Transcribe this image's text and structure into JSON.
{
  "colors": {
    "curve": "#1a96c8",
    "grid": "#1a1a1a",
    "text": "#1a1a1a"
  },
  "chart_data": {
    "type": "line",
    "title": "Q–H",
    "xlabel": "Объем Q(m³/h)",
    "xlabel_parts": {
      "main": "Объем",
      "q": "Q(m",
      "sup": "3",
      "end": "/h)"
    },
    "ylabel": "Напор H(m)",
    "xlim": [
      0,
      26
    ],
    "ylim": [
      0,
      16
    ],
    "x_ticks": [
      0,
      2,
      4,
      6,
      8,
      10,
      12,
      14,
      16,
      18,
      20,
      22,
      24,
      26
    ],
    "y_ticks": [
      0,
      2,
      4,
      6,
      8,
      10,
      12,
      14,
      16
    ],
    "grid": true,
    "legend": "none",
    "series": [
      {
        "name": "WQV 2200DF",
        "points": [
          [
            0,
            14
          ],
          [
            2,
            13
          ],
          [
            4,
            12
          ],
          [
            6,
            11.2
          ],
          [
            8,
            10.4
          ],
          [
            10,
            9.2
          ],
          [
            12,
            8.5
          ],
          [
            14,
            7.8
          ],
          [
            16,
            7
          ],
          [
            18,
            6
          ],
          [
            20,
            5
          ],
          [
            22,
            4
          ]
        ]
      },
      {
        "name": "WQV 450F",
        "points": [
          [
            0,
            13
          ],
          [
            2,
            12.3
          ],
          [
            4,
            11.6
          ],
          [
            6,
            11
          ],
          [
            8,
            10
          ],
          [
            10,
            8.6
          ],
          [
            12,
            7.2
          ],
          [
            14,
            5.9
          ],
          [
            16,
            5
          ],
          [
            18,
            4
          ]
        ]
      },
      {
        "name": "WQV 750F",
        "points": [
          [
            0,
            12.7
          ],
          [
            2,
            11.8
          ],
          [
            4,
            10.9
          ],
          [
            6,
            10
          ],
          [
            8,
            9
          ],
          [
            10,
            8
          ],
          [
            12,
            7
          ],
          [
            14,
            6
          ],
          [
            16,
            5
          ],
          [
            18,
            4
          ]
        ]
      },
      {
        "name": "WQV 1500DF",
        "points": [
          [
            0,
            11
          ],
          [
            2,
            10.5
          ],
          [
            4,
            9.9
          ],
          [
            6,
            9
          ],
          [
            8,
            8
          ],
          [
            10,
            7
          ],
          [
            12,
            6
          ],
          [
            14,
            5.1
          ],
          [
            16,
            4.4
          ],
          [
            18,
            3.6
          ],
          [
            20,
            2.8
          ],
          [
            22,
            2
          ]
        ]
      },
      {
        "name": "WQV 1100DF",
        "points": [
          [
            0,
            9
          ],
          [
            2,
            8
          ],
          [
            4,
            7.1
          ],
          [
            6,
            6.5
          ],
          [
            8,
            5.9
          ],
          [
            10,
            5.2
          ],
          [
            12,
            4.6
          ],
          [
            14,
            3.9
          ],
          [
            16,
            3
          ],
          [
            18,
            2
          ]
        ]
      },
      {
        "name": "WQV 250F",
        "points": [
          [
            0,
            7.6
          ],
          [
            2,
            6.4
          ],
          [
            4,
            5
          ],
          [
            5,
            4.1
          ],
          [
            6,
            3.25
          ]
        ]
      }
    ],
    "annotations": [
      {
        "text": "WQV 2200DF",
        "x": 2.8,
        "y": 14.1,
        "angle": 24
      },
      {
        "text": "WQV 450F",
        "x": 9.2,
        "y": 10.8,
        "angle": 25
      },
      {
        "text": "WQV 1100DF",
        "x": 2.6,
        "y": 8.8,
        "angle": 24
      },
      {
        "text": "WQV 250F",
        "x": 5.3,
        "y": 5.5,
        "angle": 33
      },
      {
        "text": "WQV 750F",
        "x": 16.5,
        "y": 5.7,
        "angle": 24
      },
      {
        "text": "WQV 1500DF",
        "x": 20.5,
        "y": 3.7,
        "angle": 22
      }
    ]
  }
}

+ + + +

Problem to solve: Please reproduce every line of the material word for word.

The solution:
Transcribe this image's text and structure into JSON.
{
  "colors": {
    "curve": "#1a96c8",
    "grid": "#1a1a1a",
    "text": "#1a1a1a"
  },
  "chart_data": {
    "type": "line",
    "title": "Q–H",
    "xlabel": "Объем Q(m³/h)",
    "xlabel_parts": {
      "main": "Объем",
      "q": "Q(m",
      "sup": "3",
      "end": "/h)"
    },
    "ylabel": "Напор H(m)",
    "xlim": [
      0,
      26
    ],
    "ylim": [
      0,
      16
    ],
    "x_ticks": [
      0,
      2,
      4,
      6,
      8,
      10,
      12,
      14,
      16,
      18,
      20,
      22,
      24,
      26
    ],
    "y_ticks": [
      0,
      2,
      4,
      6,
      8,
      10,
      12,
      14,
      16
    ],
    "grid": true,
    "legend": "none",
    "series": [
      {
        "name": "WQV 2200DF",
        "points": [
          [
            0,
            14
          ],
          [
            2,
            13
          ],
          [
            4,
            12
          ],
          [
            6,
            11.2
          ],
          [
            8,
            10.4
          ],
          [
            10,
            9.2
          ],
          [
            12,
            8.5
          ],
          [
            14,
            7.8
          ],
          [
            16,
            7
          ],
          [
            18,
            6
          ],
          [
            20,
            5
          ],
          [
            22,
            4
          ]
        ]
      },
      {
        "name": "WQV 450F",
        "points": [
          [
            0,
            13
          ],
          [
            2,
            12.3
          ],
          [
            4,
            11.6
          ],
          [
            6,
            11
          ],
          [
            8,
            10
          ],
          [
            10,
            8.6
          ],
          [
            12,
            7.2
          ],
          [
            14,
            5.9
          ],
          [
            16,
            5
          ],
          [
            18,
            4
          ]
        ]
      },
      {
        "name": "WQV 750F",
        "points": [
          [
            0,
            12.7
          ],
          [
            2,
            11.8
          ],
          [
            4,
            10.9
          ],
          [
            6,
            10
          ],
          [
            8,
            9
          ],
          [
            10,
            8
          ],
          [
            12,
            7
          ],
          [
            14,
            6
          ],
          [
            16,
            5
          ],
          [
            18,
            4
          ]
        ]
      },
      {
        "name": "WQV 1500DF",
        "points": [
          [
            0,
            11
          ],
          [
            2,
            10.5
          ],
          [
            4,
            9.9
          ],
          [
            6,
            9
          ],
          [
            8,
            8
          ],
          [
            10,
            7
          ],
          [
            12,
            6
          ],
          [
            14,
            5.1
          ],
          [
            16,
            4.4
          ],
          [
            18,
            3.6
          ],
          [
            20,
            2.8
          ],
          [
            22,
            2
          ]
        ]
      },
      {
        "name": "WQV 1100DF",
        "points": [
          [
            0,
            9
          ],
          [
            2,
            8
          ],
          [
            4,
            7.1
          ],
          [
            6,
            6.5
          ],
          [
            8,
            5.9
          ],
          [
            10,
            5.2
          ],
          [
            12,
            4.6
          ],
          [
            14,
            3.9
          ],
          [
            16,
            3
          ],
          [
            18,
            2
          ]
        ]
      },
      {
        "name": "WQV 250F",
        "points": [
          [
            0,
            7.6
          ],
          [
            2,
            6.4
          ],
          [
            4,
            5
          ],
          [
            5,
            4.1
          ],
          [
            6,
            3.25
          ]
        ]
      }
    ],
    "annotations": [
      {
        "text": "WQV 2200DF",
        "x": 2.8,
        "y": 14.1,
        "angle": 24
      },
      {
        "text": "WQV 450F",
        "x": 9.2,
        "y": 10.8,
        "angle": 25
      },
      {
        "text": "WQV 1100DF",
        "x": 2.6,
        "y": 8.8,
        "angle": 24
      },
      {
        "text": "WQV 250F",
        "x": 5.3,
        "y": 5.5,
        "angle": 33
      },
      {
        "text": "WQV 750F",
        "x": 16.5,
        "y": 5.7,
        "angle": 24
      },
      {
        "text": "WQV 1500DF",
        "x": 20.5,
        "y": 3.7,
        "angle": 22
      }
    ]
  }
}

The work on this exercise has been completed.